## Task description
Search the material for the word "software" and report each line where it turns up.
─── Material shown
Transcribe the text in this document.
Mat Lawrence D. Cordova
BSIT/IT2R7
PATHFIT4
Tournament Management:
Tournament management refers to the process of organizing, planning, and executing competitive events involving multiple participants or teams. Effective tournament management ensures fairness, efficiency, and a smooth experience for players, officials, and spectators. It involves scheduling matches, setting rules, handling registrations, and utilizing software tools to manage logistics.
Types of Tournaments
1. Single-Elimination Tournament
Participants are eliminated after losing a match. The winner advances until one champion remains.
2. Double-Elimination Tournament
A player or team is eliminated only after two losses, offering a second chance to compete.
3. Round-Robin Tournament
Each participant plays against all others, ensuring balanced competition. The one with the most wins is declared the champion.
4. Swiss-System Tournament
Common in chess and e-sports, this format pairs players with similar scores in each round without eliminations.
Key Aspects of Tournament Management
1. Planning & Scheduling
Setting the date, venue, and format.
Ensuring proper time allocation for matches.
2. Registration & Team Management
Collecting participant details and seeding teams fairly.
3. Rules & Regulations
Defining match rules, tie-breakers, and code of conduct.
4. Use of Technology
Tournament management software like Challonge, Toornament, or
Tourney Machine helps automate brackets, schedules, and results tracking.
──────
## Response
Tournament management refers to the process of organizing, planning, and executing competitive events involving multiple participants or teams. Effective tournament management ensures fairness, efficiency, and a smooth experience for players, officials, and spectators. It involves scheduling matches, setting rules, handling registrations, and utilizing software tools to manage logistics.
Tournament management software like Challonge, Toornament, or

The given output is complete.